**Task description**
In the material, take the lines starting with the line containing "chevron-right-icon: › <box>336 341" and going on through the line containing "sim2-roaming-toggle[interactable] <box>312 501", and reproduce only those lines with every occurrence of "interactable" replaced by "clickable". Leave everything else unchanged.
Records supplied start
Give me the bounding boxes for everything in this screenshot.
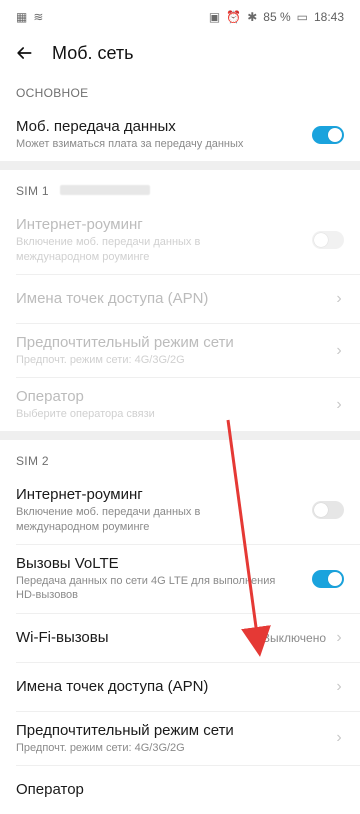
chevron-right-icon: › <box>336 341 342 359</box>
sim2-volte-sub: Передача данных по сети 4G LTE для выпол… <box>16 575 276 602</box>
bluetooth-icon: ✱ <box>247 10 258 24</box>
alarm-icon: ⏰ <box>226 10 242 24</box>
sim2-roaming-label: Интернет-роуминг <box>16 486 143 504</box>
section-sim2-title: SIM 2 <box>16 454 49 469</box>
sim1-operator-label: Оператор <box>16 388 84 406</box>
chevron-right-icon: › <box>336 628 342 646</box>
back-button[interactable] <box>12 41 36 65</box>
sim2-volte-toggle[interactable] <box>312 569 344 588</box>
sim2-operator-setting[interactable]: Оператор <box>0 766 360 814</box>
status-right: ▣ ⏰ ✱ 85 % ▭ 18:43 <box>209 10 344 24</box>
battery-level: 85 % <box>263 10 291 24</box>
sim2-roaming-toggle[interactable] <box>312 501 344 520</box>
sim2-wifi-calls-value: Выключено <box>262 630 326 645</box>
mobile-data-label: Моб. передача данных <box>16 118 176 135</box>
battery-icon: ▭ <box>296 10 308 24</box>
sim2-wifi-calls-label: Wi-Fi-вызовы <box>16 629 109 647</box>
mobile-data-sub: Может взиматься плата за передачу данных <box>16 138 244 150</box>
sim1-apn-label: Имена точек доступа (APN) <box>16 290 209 308</box>
sim1-roaming-setting[interactable]: Интернет-роуминг Включение моб. передачи… <box>0 206 360 274</box>
section-sim1-label: SIM 1 <box>16 184 49 199</box>
sim1-roaming-label: Интернет-роуминг <box>16 216 143 234</box>
status-bar: ▦ ≋ ▣ ⏰ ✱ 85 % ▭ 18:43 <box>0 0 360 34</box>
sim1-preferred-mode-label: Предпочтительный режим сети <box>16 333 234 351</box>
sim1-operator-setting[interactable]: Оператор Выберите оператора связи › <box>0 378 360 431</box>
wifi-icon: ≋ <box>33 10 44 24</box>
sim2-wifi-calls-setting[interactable]: Wi-Fi-вызовы Выключено › <box>0 614 360 662</box>
chevron-right-icon: › <box>336 289 342 307</box>
sim2-operator-label: Оператор <box>16 781 84 799</box>
vibrate-icon: ▣ <box>208 10 221 24</box>
back-arrow-icon <box>17 47 32 59</box>
mobile-data-setting[interactable]: Моб. передача данных Может взиматься пла… <box>0 108 360 161</box>
sim2-roaming-sub: Включение моб. передачи данных в междуна… <box>16 506 201 533</box>
sim1-apn-setting[interactable]: Имена точек доступа (APN) › <box>0 275 360 323</box>
sim2-apn-setting[interactable]: Имена точек доступа (APN) › <box>0 663 360 711</box>
app-bar: Моб. сеть <box>0 34 360 72</box>
clock: 18:43 <box>313 10 344 24</box>
section-sim1-title: SIM 1 <box>0 170 360 206</box>
sim1-roaming-sub: Включение моб. передачи данных в междуна… <box>16 236 201 263</box>
chevron-right-icon: › <box>336 729 342 747</box>
section-separator <box>0 161 360 171</box>
sim1-roaming-toggle[interactable] <box>312 231 344 250</box>
sim-blocked-icon: ▦ <box>16 10 28 24</box>
page-title: Моб. сеть <box>52 42 134 63</box>
sim2-preferred-mode-label: Предпочтительный режим сети <box>16 721 234 739</box>
sim2-apn-label: Имена точек доступа (APN) <box>16 678 209 696</box>
sim1-preferred-mode-sub: Предпочт. режим сети: 4G/3G/2G <box>16 353 185 366</box>
sim1-preferred-mode-setting[interactable]: Предпочтительный режим сети Предпочт. ре… <box>0 324 360 377</box>
chevron-right-icon: › <box>336 395 342 413</box>
section-main-title: ОСНОВНОЕ <box>16 86 89 100</box>
chevron-right-icon: › <box>336 677 342 695</box>
sim2-volte-label: Вызовы VoLTE <box>16 555 119 573</box>
sim2-preferred-mode-sub: Предпочт. режим сети: 4G/3G/2G <box>16 741 185 754</box>
sim2-volte-setting[interactable]: Вызовы VoLTE Передача данных по сети 4G … <box>0 545 360 613</box>
sim2-roaming-setting[interactable]: Интернет-роуминг Включение моб. передачи… <box>0 476 360 544</box>
sim1-number-redacted <box>60 185 151 196</box>
mobile-data-toggle[interactable] <box>312 125 344 144</box>
status-left: ▦ ≋ <box>16 11 43 23</box>
section-separator <box>0 431 360 441</box>
sim2-preferred-mode-setting[interactable]: Предпочтительный режим сети Предпочт. ре… <box>0 712 360 765</box>
sim1-operator-sub: Выберите оператора связи <box>16 408 155 421</box>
Records supplied end
**Written response**
chevron-right-icon: › <box>336 341 342 359</box>
sim2-volte-sub: Передача данных по сети 4G LTE для выпол… <box>16 575 276 602</box>
bluetooth-icon: ✱ <box>247 10 258 24</box>
alarm-icon: ⏰ <box>226 10 242 24</box>
sim2-roaming-label: Интернет-роуминг <box>16 486 143 504</box>
section-sim2-title: SIM 2 <box>16 454 49 469</box>
sim1-operator-label: Оператор <box>16 388 84 406</box>
chevron-right-icon: › <box>336 628 342 646</box>
back-button[clickable] <box>12 41 36 65</box>
sim2-volte-toggle[clickable] <box>312 569 344 588</box>
sim2-operator-setting[clickable]: Оператор <box>0 766 360 814</box>
status-right: ▣ ⏰ ✱ 85 % ▭ 18:43 <box>209 10 344 24</box>
battery-level: 85 % <box>263 10 291 24</box>
sim2-roaming-toggle[clickable] <box>312 501 344 520</box>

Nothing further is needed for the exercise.